### Exercise aim
Reproduce this listing in full.

* begin *

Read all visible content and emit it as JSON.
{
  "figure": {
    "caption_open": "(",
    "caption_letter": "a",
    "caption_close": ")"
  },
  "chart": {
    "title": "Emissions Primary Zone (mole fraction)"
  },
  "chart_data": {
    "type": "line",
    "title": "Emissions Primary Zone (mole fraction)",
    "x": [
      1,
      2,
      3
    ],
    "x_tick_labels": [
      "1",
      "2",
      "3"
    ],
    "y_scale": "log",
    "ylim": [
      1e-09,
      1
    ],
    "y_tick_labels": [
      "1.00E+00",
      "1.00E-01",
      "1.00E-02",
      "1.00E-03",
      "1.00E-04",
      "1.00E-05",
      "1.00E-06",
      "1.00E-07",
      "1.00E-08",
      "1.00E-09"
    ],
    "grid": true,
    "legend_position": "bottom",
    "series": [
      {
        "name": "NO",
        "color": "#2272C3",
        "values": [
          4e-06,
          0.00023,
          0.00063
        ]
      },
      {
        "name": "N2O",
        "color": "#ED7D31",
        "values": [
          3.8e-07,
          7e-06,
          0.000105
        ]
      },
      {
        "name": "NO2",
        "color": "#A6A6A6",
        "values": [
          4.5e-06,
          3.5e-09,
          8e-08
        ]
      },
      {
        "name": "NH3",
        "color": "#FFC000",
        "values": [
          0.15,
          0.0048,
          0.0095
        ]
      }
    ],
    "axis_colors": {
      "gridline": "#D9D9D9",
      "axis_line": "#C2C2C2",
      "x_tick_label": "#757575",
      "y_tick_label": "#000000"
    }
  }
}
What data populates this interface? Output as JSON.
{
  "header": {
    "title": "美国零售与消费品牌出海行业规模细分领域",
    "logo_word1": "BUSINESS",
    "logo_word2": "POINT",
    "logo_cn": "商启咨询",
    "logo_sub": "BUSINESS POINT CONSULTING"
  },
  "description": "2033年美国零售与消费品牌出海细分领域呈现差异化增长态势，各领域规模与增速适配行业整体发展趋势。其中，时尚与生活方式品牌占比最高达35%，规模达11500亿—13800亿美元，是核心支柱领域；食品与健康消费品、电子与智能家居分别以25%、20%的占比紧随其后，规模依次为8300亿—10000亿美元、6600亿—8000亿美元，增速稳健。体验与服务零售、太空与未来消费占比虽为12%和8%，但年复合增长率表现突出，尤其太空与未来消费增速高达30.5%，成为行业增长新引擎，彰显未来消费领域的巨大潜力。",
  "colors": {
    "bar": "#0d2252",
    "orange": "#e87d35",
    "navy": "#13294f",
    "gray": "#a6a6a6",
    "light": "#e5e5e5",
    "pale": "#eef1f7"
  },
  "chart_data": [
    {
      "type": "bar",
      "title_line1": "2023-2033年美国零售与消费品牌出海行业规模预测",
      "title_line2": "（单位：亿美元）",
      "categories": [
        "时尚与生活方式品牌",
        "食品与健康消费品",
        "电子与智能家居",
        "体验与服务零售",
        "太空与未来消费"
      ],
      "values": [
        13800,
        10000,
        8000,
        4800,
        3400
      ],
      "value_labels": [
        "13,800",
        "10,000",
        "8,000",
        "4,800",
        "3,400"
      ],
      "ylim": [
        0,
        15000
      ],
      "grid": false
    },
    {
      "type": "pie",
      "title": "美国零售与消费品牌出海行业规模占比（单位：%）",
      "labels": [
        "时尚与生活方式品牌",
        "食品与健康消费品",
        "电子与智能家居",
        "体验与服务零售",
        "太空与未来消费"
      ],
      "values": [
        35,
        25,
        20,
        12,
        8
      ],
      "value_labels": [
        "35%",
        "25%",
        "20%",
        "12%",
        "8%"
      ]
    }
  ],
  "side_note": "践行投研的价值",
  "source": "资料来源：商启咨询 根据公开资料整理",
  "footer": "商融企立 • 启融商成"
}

* end *

### Answer in full
Read all visible content and emit it as JSON.
{
  "figure": {
    "caption_open": "(",
    "caption_letter": "a",
    "caption_close": ")"
  },
  "chart": {
    "title": "Emissions Primary Zone (mole fraction)"
  },
  "chart_data": {
    "type": "line",
    "title": "Emissions Primary Zone (mole fraction)",
    "x": [
      1,
      2,
      3
    ],
    "x_tick_labels": [
      "1",
      "2",
      "3"
    ],
    "y_scale": "log",
    "ylim": [
      1e-09,
      1
    ],
    "y_tick_labels": [
      "1.00E+00",
      "1.00E-01",
      "1.00E-02",
      "1.00E-03",
      "1.00E-04",
      "1.00E-05",
      "1.00E-06",
      "1.00E-07",
      "1.00E-08",
      "1.00E-09"
    ],
    "grid": true,
    "legend_position": "bottom",
    "series": [
      {
        "name": "NO",
        "color": "#2272C3",
        "values": [
          4e-06,
          0.00023,
          0.00063
        ]
      },
      {
        "name": "N2O",
        "color": "#ED7D31",
        "values": [
          3.8e-07,
          7e-06,
          0.000105
        ]
      },
      {
        "name": "NO2",
        "color": "#A6A6A6",
        "values": [
          4.5e-06,
          3.5e-09,
          8e-08
        ]
      },
      {
        "name": "NH3",
        "color": "#FFC000",
        "values": [
          0.15,
          0.0048,
          0.0095
        ]
      }
    ],
    "axis_colors": {
      "gridline": "#D9D9D9",
      "axis_line": "#C2C2C2",
      "x_tick_label": "#757575",
      "y_tick_label": "#000000"
    }
  }
}
What data populates this interface? Output as JSON.
{
  "header": {
    "title": "美国零售与消费品牌出海行业规模细分领域",
    "logo_word1": "BUSINESS",
    "logo_word2": "POINT",
    "logo_cn": "商启咨询",
    "logo_sub": "BUSINESS POINT CONSULTING"
  },
  "description": "2033年美国零售与消费品牌出海细分领域呈现差异化增长态势，各领域规模与增速适配行业整体发展趋势。其中，时尚与生活方式品牌占比最高达35%，规模达11500亿—13800亿美元，是核心支柱领域；食品与健康消费品、电子与智能家居分别以25%、20%的占比紧随其后，规模依次为8300亿—10000亿美元、6600亿—8000亿美元，增速稳健。体验与服务零售、太空与未来消费占比虽为12%和8%，但年复合增长率表现突出，尤其太空与未来消费增速高达30.5%，成为行业增长新引擎，彰显未来消费领域的巨大潜力。",
  "colors": {
    "bar": "#0d2252",
    "orange": "#e87d35",
    "navy": "#13294f",
    "gray": "#a6a6a6",
    "light": "#e5e5e5",
    "pale": "#eef1f7"
  },
  "chart_data": [
    {
      "type": "bar",
      "title_line1": "2023-2033年美国零售与消费品牌出海行业规模预测",
      "title_line2": "（单位：亿美元）",
      "categories": [
        "时尚与生活方式品牌",
        "食品与健康消费品",
        "电子与智能家居",
        "体验与服务零售",
        "太空与未来消费"
      ],
      "values": [
        13800,
        10000,
        8000,
        4800,
        3400
      ],
      "value_labels": [
        "13,800",
        "10,000",
        "8,000",
        "4,800",
        "3,400"
      ],
      "ylim": [
        0,
        15000
      ],
      "grid": false
    },
    {
      "type": "pie",
      "title": "美国零售与消费品牌出海行业规模占比（单位：%）",
      "labels": [
        "时尚与生活方式品牌",
        "食品与健康消费品",
        "电子与智能家居",
        "体验与服务零售",
        "太空与未来消费"
      ],
      "values": [
        35,
        25,
        20,
        12,
        8
      ],
      "value_labels": [
        "35%",
        "25%",
        "20%",
        "12%",
        "8%"
      ]
    }
  ],
  "side_note": "践行投研的价值",
  "source": "资料来源：商启咨询 根据公开资料整理",
  "footer": "商融企立 • 启融商成"
}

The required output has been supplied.